(Records from a data source)

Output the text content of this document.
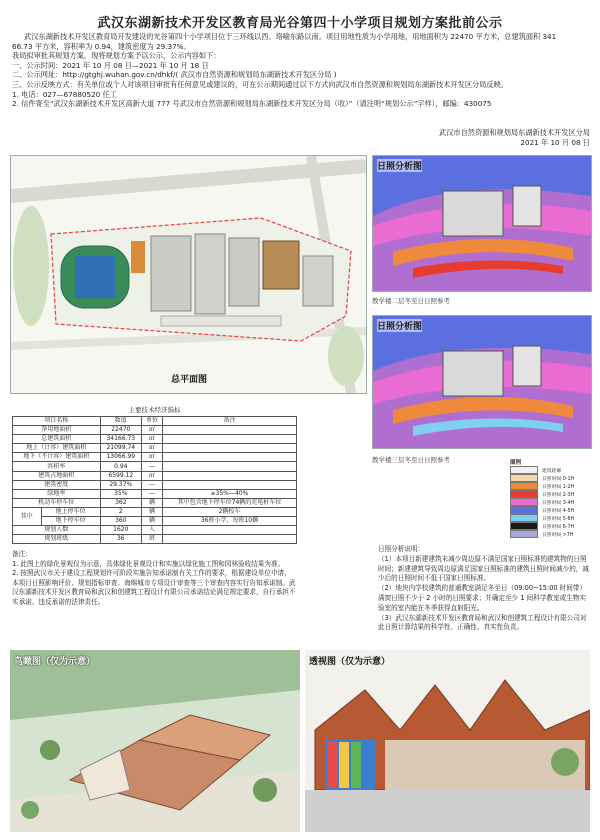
武汉东湖新技术开发区教育局光谷第四十小学项目规划方案批前公示
武汉东湖新技术开发区教育局开发建设的光谷第四十小学项目位于三环线以西、珞喻东路以南。项目用地性质为小学用地，用地面积为 22470 平方米，总建筑面积 341
66.73 平方米，容积率为 0.94，建筑密度为 29.37%。
我局拟审批其规划方案，现将规划方案予以公示，公示内容如下：
一、公示时间：2021 年 10 月 08 日—2021 年 10 月 18 日
二、公示网址：http://gtghj.wuhan.gov.cn/dhkf/( 武汉市自然资源和规划局东湖新技术开发区分局 )
三、公示反映方式：有关单位或个人对该项目审批有任何意见或建议的，可在公示期间通过以下方式向武汉市自然资源和规划局东湖新技术开发区分局反映。
1. 电话：027—67880520 任工
2. 信件寄至“武汉东湖新技术开发区高新大道 777 号武汉市自然资源和规划局东湖新技术开发区分局（收）”（请注明“规划公示”字样），邮编：430075
武汉市自然资源和规划局东湖新技术开发区分局
2021 年 10 月 08 日
总平面图
日照分析图
教学楼二层冬至日日照参考
日照分析图
教学楼三层冬至日日照参考	图例
建筑轮廓
日照时间 0-1H
日照时间 1-2H
日照时间 2-3H
日照时间 3-4H
日照时间 4-5H
日照时间 5-6H
日照时间 6-7H
日照时间 >7H
主要技术经济指标
项目名称		数值	单位	备注
净用地面积		22470	㎡	
总建筑面积		34166.73	㎡	
地上（计容）建筑面积		21099.74	㎡	
地下（不计容）建筑面积		13066.99	㎡	
容积率		0.94	—	
建筑占地面积		6599.12	㎡	
建筑密度		29.37%	—	
绿地率		35%	—	≥35%—40%
机动车停车位		362	辆	其中包含地下停车位74辆的充电桩车位
其中	地上停车位	2	辆	2辆校车
	地下停车位	360	辆	36班小学，每班10辆
规划人数		1620	人	
规划班级		36	班	
备注:
1. 此图上的绿化景观仅为示意，具体绿化景观设计和实施以绿化施工图和园林验收结果为准。
2. 按照武汉市关于建设工程规划许可阶段实施告知承诺制有关工作的要求，根据建设单位申请，本项目日照影响评价、规划指标审查、海绵城市专项设计审查等三个审查内容实行告知承诺制。武汉东湖新技术开发区教育局和武汉和创建筑工程设计有限公司承诺结论满足规定要求，自行承担不实承诺、违反承诺的法律责任。
日照分析说明：
（1）本项目新建建筑未减少周边原不满足国家日照标准的建筑物的日照时间；新建建筑导致周边原满足国家日照标准的建筑日照时间减少的，减少后的日照时间不低于国家日照标准。
（2）地块内学校建筑的普通教室满足冬至日（09:00~15:00 时间带）满窗日照不少于 2 小时的日照要求；并确定至少 1 间科学教室或生物实验室的室内能在冬季获得直射阳光。
（3）武汉东湖新技术开发区教育局和武汉和创建筑工程设计有限公司对此日照计算结果的科学性、正确性、真实性负责。
鸟瞰图（仅为示意）	透视图（仅为示意）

Do this:
Without the images, write out each line of the data verbatim.

Task output:
Output the text content of this document.
武汉东湖新技术开发区教育局光谷第四十小学项目规划方案批前公示
武汉东湖新技术开发区教育局开发建设的光谷第四十小学项目位于三环线以西、珞喻东路以南。项目用地性质为小学用地，用地面积为 22470 平方米，总建筑面积 341
66.73 平方米，容积率为 0.94，建筑密度为 29.37%。
我局拟审批其规划方案，现将规划方案予以公示，公示内容如下：
一、公示时间：2021 年 10 月 08 日—2021 年 10 月 18 日
二、公示网址：http://gtghj.wuhan.gov.cn/dhkf/( 武汉市自然资源和规划局东湖新技术开发区分局 )
三、公示反映方式：有关单位或个人对该项目审批有任何意见或建议的，可在公示期间通过以下方式向武汉市自然资源和规划局东湖新技术开发区分局反映。
1. 电话：027—67880520 任工
2. 信件寄至“武汉东湖新技术开发区高新大道 777 号武汉市自然资源和规划局东湖新技术开发区分局（收）”（请注明“规划公示”字样），邮编：430075
武汉市自然资源和规划局东湖新技术开发区分局
2021 年 10 月 08 日
总平面图
日照分析图
教学楼二层冬至日日照参考
日照分析图
教学楼三层冬至日日照参考	图例
建筑轮廓
日照时间 0-1H
日照时间 1-2H
日照时间 2-3H
日照时间 3-4H
日照时间 4-5H
日照时间 5-6H
日照时间 6-7H
日照时间 >7H
主要技术经济指标
项目名称		数值	单位	备注
净用地面积		22470	㎡	
总建筑面积		34166.73	㎡	
地上（计容）建筑面积		21099.74	㎡	
地下（不计容）建筑面积		13066.99	㎡	
容积率		0.94	—	
建筑占地面积		6599.12	㎡	
建筑密度		29.37%	—	
绿地率		35%	—	≥35%—40%
机动车停车位		362	辆	其中包含地下停车位74辆的充电桩车位
其中	地上停车位	2	辆	2辆校车
	地下停车位	360	辆	36班小学，每班10辆
规划人数		1620	人	
规划班级		36	班	
备注:
1. 此图上的绿化景观仅为示意，具体绿化景观设计和实施以绿化施工图和园林验收结果为准。
2. 按照武汉市关于建设工程规划许可阶段实施告知承诺制有关工作的要求，根据建设单位申请，本项目日照影响评价、规划指标审查、海绵城市专项设计审查等三个审查内容实行告知承诺制。武汉东湖新技术开发区教育局和武汉和创建筑工程设计有限公司承诺结论满足规定要求，自行承担不实承诺、违反承诺的法律责任。
日照分析说明：
（1）本项目新建建筑未减少周边原不满足国家日照标准的建筑物的日照时间；新建建筑导致周边原满足国家日照标准的建筑日照时间减少的，减少后的日照时间不低于国家日照标准。
（2）地块内学校建筑的普通教室满足冬至日（09:00~15:00 时间带）满窗日照不少于 2 小时的日照要求；并确定至少 1 间科学教室或生物实验室的室内能在冬季获得直射阳光。
（3）武汉东湖新技术开发区教育局和武汉和创建筑工程设计有限公司对此日照计算结果的科学性、正确性、真实性负责。
鸟瞰图（仅为示意）	透视图（仅为示意）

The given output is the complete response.